+++ Information provided

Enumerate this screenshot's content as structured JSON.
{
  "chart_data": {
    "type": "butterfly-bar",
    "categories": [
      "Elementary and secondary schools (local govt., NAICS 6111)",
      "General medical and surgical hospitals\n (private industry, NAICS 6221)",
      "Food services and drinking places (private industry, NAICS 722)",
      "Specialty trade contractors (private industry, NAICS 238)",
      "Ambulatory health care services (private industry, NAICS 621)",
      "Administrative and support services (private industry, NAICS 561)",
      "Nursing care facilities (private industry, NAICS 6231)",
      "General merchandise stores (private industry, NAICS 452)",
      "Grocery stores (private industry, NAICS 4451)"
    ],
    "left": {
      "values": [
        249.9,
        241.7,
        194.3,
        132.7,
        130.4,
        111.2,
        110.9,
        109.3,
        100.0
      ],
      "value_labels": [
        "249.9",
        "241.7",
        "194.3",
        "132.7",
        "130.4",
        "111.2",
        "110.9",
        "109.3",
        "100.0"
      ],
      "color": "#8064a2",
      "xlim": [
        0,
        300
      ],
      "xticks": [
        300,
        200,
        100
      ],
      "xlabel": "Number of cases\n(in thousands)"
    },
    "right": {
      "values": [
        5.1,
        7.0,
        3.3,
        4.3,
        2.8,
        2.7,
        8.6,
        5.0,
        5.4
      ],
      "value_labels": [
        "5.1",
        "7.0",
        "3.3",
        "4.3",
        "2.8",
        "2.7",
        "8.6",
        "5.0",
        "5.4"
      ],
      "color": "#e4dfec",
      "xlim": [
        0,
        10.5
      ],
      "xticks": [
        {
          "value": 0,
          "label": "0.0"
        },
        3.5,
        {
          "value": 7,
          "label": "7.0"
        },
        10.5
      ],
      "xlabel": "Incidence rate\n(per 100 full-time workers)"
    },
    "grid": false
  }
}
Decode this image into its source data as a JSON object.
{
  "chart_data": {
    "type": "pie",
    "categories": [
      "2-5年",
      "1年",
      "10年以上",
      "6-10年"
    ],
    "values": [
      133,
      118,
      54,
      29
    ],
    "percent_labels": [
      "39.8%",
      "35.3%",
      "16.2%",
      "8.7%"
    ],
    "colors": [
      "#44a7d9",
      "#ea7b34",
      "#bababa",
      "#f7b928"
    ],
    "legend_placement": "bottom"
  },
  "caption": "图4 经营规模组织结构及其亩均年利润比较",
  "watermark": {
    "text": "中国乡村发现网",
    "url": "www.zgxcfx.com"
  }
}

++++++

What this task involves>
Collect, from the material above, every line containing the word "stores".

Output for this task>
      "General merchandise stores (private industry, NAICS 452)",
      "Grocery stores (private industry, NAICS 4451)"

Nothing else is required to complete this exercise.